AIM OF THE TASK: Your answer should be a single number: the count of lines that include "registration".

* start ITEMS *

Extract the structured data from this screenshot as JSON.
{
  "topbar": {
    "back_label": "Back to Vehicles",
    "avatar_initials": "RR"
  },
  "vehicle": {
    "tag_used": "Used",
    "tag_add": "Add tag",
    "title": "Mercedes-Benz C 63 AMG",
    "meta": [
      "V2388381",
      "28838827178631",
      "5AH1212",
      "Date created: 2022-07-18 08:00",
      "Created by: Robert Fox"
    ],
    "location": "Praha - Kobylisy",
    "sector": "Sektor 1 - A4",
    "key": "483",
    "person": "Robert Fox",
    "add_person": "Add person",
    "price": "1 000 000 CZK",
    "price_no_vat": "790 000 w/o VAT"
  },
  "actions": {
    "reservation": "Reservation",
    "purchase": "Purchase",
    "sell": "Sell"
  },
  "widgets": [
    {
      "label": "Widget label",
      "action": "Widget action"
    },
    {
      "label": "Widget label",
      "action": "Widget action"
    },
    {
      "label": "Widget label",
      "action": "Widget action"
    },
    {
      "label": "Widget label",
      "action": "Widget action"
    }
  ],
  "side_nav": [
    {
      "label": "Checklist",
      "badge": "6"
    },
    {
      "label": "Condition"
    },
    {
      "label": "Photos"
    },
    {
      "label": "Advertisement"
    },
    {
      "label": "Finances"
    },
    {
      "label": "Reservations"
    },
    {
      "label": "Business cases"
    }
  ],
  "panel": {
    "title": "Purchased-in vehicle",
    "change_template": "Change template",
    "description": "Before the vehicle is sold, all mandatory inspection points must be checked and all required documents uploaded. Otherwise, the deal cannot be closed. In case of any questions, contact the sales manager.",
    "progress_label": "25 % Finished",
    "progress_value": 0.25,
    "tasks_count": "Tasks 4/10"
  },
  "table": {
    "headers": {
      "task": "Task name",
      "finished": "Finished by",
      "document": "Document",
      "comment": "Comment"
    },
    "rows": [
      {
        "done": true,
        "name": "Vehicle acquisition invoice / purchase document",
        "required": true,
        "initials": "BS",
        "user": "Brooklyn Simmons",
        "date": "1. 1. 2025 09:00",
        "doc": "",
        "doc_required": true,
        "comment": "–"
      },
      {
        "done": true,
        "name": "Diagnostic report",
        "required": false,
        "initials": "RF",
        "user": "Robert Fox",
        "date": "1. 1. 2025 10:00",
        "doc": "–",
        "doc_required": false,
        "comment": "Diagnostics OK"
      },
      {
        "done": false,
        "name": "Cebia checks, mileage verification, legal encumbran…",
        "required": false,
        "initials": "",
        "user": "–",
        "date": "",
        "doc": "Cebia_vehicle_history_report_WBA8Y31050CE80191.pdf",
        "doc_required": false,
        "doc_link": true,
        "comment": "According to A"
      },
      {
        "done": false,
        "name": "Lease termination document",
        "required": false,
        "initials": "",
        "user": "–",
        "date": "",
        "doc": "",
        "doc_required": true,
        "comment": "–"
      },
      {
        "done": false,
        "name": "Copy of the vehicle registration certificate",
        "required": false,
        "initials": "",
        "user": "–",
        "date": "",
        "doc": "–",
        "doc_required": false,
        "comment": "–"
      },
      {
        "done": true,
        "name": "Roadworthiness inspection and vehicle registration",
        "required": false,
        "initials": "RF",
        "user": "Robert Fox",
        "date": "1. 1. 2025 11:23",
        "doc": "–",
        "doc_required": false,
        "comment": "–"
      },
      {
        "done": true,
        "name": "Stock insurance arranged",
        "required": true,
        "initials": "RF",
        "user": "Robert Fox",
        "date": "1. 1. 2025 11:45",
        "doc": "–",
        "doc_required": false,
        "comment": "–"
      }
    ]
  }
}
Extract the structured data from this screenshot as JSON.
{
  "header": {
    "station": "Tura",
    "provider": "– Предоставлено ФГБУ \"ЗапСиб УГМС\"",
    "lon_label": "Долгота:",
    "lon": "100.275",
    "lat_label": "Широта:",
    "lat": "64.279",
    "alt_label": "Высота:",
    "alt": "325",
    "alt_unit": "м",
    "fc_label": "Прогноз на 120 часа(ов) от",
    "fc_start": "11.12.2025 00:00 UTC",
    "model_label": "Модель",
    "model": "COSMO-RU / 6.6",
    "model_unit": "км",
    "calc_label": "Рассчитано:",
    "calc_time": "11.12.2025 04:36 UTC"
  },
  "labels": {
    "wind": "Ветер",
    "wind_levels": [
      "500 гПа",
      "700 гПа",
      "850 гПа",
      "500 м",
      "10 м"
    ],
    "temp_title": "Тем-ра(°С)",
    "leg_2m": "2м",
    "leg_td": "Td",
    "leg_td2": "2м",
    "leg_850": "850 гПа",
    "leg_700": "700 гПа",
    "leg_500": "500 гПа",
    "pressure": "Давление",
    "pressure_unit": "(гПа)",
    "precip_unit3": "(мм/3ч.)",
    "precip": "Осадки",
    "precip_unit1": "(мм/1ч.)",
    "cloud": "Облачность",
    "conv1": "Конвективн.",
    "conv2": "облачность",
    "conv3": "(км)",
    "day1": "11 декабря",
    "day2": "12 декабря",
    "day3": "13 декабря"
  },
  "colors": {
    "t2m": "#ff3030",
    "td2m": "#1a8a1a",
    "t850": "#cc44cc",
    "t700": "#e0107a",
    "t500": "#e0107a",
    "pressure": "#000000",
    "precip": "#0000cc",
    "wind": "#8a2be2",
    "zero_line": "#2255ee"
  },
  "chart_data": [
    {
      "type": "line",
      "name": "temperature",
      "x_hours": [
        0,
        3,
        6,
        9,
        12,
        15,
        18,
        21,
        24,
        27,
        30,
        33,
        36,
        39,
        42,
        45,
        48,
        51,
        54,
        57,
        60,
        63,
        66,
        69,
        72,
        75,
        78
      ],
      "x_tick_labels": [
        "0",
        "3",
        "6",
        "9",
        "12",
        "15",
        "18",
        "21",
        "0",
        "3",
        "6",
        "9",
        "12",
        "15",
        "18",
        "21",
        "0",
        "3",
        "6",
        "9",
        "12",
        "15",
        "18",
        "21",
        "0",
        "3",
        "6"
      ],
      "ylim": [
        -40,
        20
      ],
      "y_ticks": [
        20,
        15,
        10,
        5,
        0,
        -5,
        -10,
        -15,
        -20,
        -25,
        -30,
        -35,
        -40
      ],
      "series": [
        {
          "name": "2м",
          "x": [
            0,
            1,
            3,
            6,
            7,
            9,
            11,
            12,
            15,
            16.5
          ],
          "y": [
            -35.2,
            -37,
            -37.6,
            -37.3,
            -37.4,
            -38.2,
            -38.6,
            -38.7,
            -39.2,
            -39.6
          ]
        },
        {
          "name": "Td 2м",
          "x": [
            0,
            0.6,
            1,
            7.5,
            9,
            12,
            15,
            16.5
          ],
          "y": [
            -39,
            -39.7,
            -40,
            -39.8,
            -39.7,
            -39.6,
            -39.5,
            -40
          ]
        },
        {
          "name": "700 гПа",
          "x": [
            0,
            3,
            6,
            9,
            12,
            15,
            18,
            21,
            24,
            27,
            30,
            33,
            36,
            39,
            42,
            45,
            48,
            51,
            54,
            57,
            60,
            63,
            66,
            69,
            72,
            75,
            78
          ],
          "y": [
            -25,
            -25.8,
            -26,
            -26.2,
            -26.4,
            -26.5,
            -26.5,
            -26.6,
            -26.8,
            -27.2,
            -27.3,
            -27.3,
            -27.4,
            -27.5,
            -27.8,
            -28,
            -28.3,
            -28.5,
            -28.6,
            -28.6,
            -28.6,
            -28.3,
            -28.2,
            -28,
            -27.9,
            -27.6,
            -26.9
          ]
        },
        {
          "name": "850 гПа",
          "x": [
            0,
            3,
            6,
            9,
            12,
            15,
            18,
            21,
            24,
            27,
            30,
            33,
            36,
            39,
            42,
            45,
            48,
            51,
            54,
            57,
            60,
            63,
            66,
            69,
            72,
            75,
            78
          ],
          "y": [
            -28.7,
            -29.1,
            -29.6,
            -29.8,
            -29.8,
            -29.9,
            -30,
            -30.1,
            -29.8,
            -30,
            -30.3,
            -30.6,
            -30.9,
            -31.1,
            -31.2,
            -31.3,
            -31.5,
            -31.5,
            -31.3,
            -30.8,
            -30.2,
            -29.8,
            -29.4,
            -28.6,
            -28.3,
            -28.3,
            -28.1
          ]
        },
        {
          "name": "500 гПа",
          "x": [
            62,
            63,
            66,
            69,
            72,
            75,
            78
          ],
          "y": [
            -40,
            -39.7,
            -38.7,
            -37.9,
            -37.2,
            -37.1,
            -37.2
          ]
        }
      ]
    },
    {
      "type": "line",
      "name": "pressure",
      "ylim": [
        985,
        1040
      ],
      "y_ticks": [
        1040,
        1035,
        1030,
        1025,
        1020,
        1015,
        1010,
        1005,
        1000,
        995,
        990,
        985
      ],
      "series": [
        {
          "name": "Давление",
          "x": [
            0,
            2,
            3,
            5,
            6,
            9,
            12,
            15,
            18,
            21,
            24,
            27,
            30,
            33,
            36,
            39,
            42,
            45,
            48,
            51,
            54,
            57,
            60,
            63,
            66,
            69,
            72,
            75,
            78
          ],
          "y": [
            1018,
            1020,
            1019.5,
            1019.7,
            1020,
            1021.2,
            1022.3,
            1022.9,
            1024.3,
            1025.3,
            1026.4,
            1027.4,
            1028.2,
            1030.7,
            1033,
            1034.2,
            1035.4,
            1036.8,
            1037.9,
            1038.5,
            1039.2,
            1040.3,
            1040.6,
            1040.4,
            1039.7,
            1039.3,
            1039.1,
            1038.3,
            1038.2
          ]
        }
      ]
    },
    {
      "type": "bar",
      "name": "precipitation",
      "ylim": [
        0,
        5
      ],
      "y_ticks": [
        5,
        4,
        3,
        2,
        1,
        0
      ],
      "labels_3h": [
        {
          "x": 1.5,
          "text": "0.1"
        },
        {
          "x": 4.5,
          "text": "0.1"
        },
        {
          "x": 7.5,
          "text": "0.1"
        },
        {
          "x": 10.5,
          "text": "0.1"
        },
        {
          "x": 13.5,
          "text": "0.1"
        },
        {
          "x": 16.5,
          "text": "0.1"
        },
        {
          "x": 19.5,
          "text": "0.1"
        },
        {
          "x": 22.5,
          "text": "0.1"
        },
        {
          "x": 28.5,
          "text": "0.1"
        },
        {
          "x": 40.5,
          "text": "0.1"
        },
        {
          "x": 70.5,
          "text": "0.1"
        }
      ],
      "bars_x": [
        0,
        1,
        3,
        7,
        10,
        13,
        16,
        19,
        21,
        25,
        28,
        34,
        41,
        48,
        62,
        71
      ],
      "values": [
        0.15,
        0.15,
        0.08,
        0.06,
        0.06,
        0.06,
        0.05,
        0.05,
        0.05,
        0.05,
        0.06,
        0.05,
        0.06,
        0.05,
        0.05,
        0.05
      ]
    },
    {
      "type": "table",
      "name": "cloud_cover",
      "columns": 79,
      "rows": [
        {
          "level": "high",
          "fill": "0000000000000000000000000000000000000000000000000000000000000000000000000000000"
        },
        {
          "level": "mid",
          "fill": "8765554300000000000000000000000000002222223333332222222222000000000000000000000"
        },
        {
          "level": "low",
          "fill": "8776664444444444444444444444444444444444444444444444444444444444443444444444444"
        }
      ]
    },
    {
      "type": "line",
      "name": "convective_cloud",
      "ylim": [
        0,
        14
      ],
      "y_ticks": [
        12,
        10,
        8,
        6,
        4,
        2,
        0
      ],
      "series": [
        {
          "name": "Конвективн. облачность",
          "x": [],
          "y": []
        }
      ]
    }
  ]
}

* end ITEMS *

WRITTEN REPLY: 2